[Start Task input]

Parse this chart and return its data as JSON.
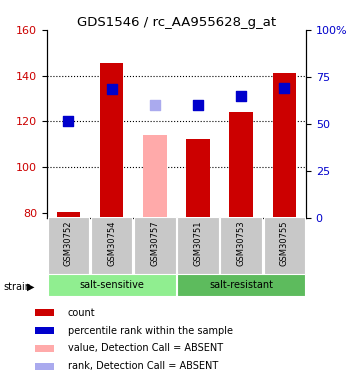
{
  "title": "GDS1546 / rc_AA955628_g_at",
  "samples": [
    "GSM30752",
    "GSM30754",
    "GSM30757",
    "GSM30751",
    "GSM30753",
    "GSM30755"
  ],
  "group_labels": [
    [
      "salt-sensitive",
      0,
      2
    ],
    [
      "salt-resistant",
      3,
      5
    ]
  ],
  "group_color_sensitive": "#90ee90",
  "group_color_resistant": "#5dbb5d",
  "ylim_left": [
    78,
    160
  ],
  "yticks_left": [
    80,
    100,
    120,
    140,
    160
  ],
  "yticks_right": [
    0,
    25,
    50,
    75,
    100
  ],
  "ytick_labels_right": [
    "0",
    "25",
    "50",
    "75",
    "100%"
  ],
  "bar_values": [
    80.5,
    145.5,
    null,
    112.5,
    124.0,
    141.0
  ],
  "bar_absent_values": [
    null,
    null,
    114.0,
    null,
    null,
    null
  ],
  "bar_color_present": "#cc0000",
  "bar_color_absent": "#ffaaaa",
  "rank_values": [
    120.0,
    134.0,
    null,
    127.0,
    131.0,
    134.5
  ],
  "rank_absent_values": [
    null,
    null,
    127.0,
    null,
    null,
    null
  ],
  "rank_color_present": "#0000cc",
  "rank_color_absent": "#aaaaee",
  "bar_bottom": 78,
  "background_color": "#ffffff",
  "label_color_left": "#cc0000",
  "label_color_right": "#0000cc",
  "legend_items": [
    {
      "label": "count",
      "color": "#cc0000"
    },
    {
      "label": "percentile rank within the sample",
      "color": "#0000cc"
    },
    {
      "label": "value, Detection Call = ABSENT",
      "color": "#ffaaaa"
    },
    {
      "label": "rank, Detection Call = ABSENT",
      "color": "#aaaaee"
    }
  ]
}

[End Task input]

■ Problem
Leave out the pictures, and give all the records again exactly.

■ Result of this exercise
Parse this chart and return its data as JSON.
{
  "title": "GDS1546 / rc_AA955628_g_at",
  "samples": [
    "GSM30752",
    "GSM30754",
    "GSM30757",
    "GSM30751",
    "GSM30753",
    "GSM30755"
  ],
  "group_labels": [
    [
      "salt-sensitive",
      0,
      2
    ],
    [
      "salt-resistant",
      3,
      5
    ]
  ],
  "group_color_sensitive": "#90ee90",
  "group_color_resistant": "#5dbb5d",
  "ylim_left": [
    78,
    160
  ],
  "yticks_left": [
    80,
    100,
    120,
    140,
    160
  ],
  "yticks_right": [
    0,
    25,
    50,
    75,
    100
  ],
  "ytick_labels_right": [
    "0",
    "25",
    "50",
    "75",
    "100%"
  ],
  "bar_values": [
    80.5,
    145.5,
    null,
    112.5,
    124.0,
    141.0
  ],
  "bar_absent_values": [
    null,
    null,
    114.0,
    null,
    null,
    null
  ],
  "bar_color_present": "#cc0000",
  "bar_color_absent": "#ffaaaa",
  "rank_values": [
    120.0,
    134.0,
    null,
    127.0,
    131.0,
    134.5
  ],
  "rank_absent_values": [
    null,
    null,
    127.0,
    null,
    null,
    null
  ],
  "rank_color_present": "#0000cc",
  "rank_color_absent": "#aaaaee",
  "bar_bottom": 78,
  "background_color": "#ffffff",
  "label_color_left": "#cc0000",
  "label_color_right": "#0000cc",
  "legend_items": [
    {
      "label": "count",
      "color": "#cc0000"
    },
    {
      "label": "percentile rank within the sample",
      "color": "#0000cc"
    },
    {
      "label": "value, Detection Call = ABSENT",
      "color": "#ffaaaa"
    },
    {
      "label": "rank, Detection Call = ABSENT",
      "color": "#aaaaee"
    }
  ]
}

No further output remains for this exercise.